**What the exercise asks:** Carry none of the pictures over; write out the complete data exactly.

^^^^^^^^

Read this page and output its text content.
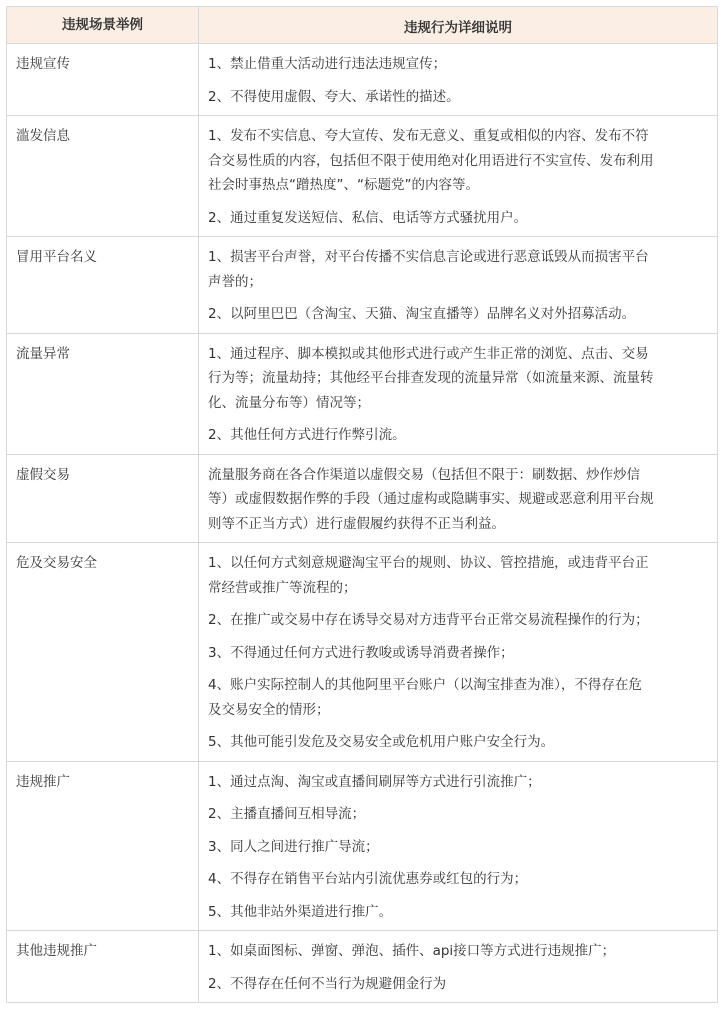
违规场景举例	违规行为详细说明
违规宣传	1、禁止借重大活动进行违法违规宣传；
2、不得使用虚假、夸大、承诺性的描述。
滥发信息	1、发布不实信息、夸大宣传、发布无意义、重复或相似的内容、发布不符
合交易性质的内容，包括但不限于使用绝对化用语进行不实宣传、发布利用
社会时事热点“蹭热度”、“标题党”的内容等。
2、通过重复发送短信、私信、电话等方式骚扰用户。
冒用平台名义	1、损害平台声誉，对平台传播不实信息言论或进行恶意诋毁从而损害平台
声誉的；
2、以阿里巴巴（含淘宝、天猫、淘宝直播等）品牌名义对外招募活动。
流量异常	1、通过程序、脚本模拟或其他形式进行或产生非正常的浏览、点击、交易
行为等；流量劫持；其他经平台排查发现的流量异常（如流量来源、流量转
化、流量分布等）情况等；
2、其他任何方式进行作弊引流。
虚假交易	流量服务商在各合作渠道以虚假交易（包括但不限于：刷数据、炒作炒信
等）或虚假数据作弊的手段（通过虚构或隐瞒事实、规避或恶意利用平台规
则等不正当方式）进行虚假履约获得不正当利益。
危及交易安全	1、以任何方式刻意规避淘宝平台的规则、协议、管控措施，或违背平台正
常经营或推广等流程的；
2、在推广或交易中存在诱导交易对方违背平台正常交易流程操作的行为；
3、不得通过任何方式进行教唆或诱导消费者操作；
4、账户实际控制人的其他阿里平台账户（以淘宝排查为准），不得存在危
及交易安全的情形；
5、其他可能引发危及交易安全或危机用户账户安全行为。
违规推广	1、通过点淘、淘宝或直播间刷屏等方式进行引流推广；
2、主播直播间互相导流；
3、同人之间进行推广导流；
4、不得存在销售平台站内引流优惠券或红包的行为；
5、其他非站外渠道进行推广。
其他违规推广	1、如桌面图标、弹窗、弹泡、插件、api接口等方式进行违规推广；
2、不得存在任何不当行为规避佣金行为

^^^^^^^^

**Complete output:**
Read this page and output its text content.
违规场景举例	违规行为详细说明
违规宣传	1、禁止借重大活动进行违法违规宣传；
2、不得使用虚假、夸大、承诺性的描述。
滥发信息	1、发布不实信息、夸大宣传、发布无意义、重复或相似的内容、发布不符
合交易性质的内容，包括但不限于使用绝对化用语进行不实宣传、发布利用
社会时事热点“蹭热度”、“标题党”的内容等。
2、通过重复发送短信、私信、电话等方式骚扰用户。
冒用平台名义	1、损害平台声誉，对平台传播不实信息言论或进行恶意诋毁从而损害平台
声誉的；
2、以阿里巴巴（含淘宝、天猫、淘宝直播等）品牌名义对外招募活动。
流量异常	1、通过程序、脚本模拟或其他形式进行或产生非正常的浏览、点击、交易
行为等；流量劫持；其他经平台排查发现的流量异常（如流量来源、流量转
化、流量分布等）情况等；
2、其他任何方式进行作弊引流。
虚假交易	流量服务商在各合作渠道以虚假交易（包括但不限于：刷数据、炒作炒信
等）或虚假数据作弊的手段（通过虚构或隐瞒事实、规避或恶意利用平台规
则等不正当方式）进行虚假履约获得不正当利益。
危及交易安全	1、以任何方式刻意规避淘宝平台的规则、协议、管控措施，或违背平台正
常经营或推广等流程的；
2、在推广或交易中存在诱导交易对方违背平台正常交易流程操作的行为；
3、不得通过任何方式进行教唆或诱导消费者操作；
4、账户实际控制人的其他阿里平台账户（以淘宝排查为准），不得存在危
及交易安全的情形；
5、其他可能引发危及交易安全或危机用户账户安全行为。
违规推广	1、通过点淘、淘宝或直播间刷屏等方式进行引流推广；
2、主播直播间互相导流；
3、同人之间进行推广导流；
4、不得存在销售平台站内引流优惠券或红包的行为；
5、其他非站外渠道进行推广。
其他违规推广	1、如桌面图标、弹窗、弹泡、插件、api接口等方式进行违规推广；
2、不得存在任何不当行为规避佣金行为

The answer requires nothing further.